**SET PROBLEM**
The data below needs to be returned exactly, line for line.

**AVAILABLE RECORDS**
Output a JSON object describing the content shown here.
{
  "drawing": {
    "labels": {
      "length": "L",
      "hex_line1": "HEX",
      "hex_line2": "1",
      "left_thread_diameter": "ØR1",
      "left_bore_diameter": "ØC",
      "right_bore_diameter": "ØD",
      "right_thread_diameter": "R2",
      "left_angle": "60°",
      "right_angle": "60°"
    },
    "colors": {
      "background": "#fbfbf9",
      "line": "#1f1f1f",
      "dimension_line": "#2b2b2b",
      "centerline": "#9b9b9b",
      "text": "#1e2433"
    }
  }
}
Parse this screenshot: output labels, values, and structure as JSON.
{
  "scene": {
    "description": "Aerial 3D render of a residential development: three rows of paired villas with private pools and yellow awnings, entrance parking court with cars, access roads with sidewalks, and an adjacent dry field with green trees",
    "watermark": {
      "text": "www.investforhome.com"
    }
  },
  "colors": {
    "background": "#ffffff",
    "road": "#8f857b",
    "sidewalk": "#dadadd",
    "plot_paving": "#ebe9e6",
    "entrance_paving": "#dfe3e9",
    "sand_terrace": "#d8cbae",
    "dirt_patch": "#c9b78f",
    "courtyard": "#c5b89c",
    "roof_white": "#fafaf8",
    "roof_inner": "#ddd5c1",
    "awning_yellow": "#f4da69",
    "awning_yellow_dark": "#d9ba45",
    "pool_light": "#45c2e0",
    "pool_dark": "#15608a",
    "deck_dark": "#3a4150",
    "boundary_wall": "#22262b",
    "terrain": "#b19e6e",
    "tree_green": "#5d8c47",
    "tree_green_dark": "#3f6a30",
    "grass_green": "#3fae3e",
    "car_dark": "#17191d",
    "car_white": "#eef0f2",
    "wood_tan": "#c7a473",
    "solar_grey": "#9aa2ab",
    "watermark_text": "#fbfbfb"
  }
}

**WRITTEN RESPONSE**
Output a JSON object describing the content shown here.
{
  "drawing": {
    "labels": {
      "length": "L",
      "hex_line1": "HEX",
      "hex_line2": "1",
      "left_thread_diameter": "ØR1",
      "left_bore_diameter": "ØC",
      "right_bore_diameter": "ØD",
      "right_thread_diameter": "R2",
      "left_angle": "60°",
      "right_angle": "60°"
    },
    "colors": {
      "background": "#fbfbf9",
      "line": "#1f1f1f",
      "dimension_line": "#2b2b2b",
      "centerline": "#9b9b9b",
      "text": "#1e2433"
    }
  }
}
Parse this screenshot: output labels, values, and structure as JSON.
{
  "scene": {
    "description": "Aerial 3D render of a residential development: three rows of paired villas with private pools and yellow awnings, entrance parking court with cars, access roads with sidewalks, and an adjacent dry field with green trees",
    "watermark": {
      "text": "www.investforhome.com"
    }
  },
  "colors": {
    "background": "#ffffff",
    "road": "#8f857b",
    "sidewalk": "#dadadd",
    "plot_paving": "#ebe9e6",
    "entrance_paving": "#dfe3e9",
    "sand_terrace": "#d8cbae",
    "dirt_patch": "#c9b78f",
    "courtyard": "#c5b89c",
    "roof_white": "#fafaf8",
    "roof_inner": "#ddd5c1",
    "awning_yellow": "#f4da69",
    "awning_yellow_dark": "#d9ba45",
    "pool_light": "#45c2e0",
    "pool_dark": "#15608a",
    "deck_dark": "#3a4150",
    "boundary_wall": "#22262b",
    "terrain": "#b19e6e",
    "tree_green": "#5d8c47",
    "tree_green_dark": "#3f6a30",
    "grass_green": "#3fae3e",
    "car_dark": "#17191d",
    "car_white": "#eef0f2",
    "wood_tan": "#c7a473",
    "solar_grey": "#9aa2ab",
    "watermark_text": "#fbfbfb"
  }
}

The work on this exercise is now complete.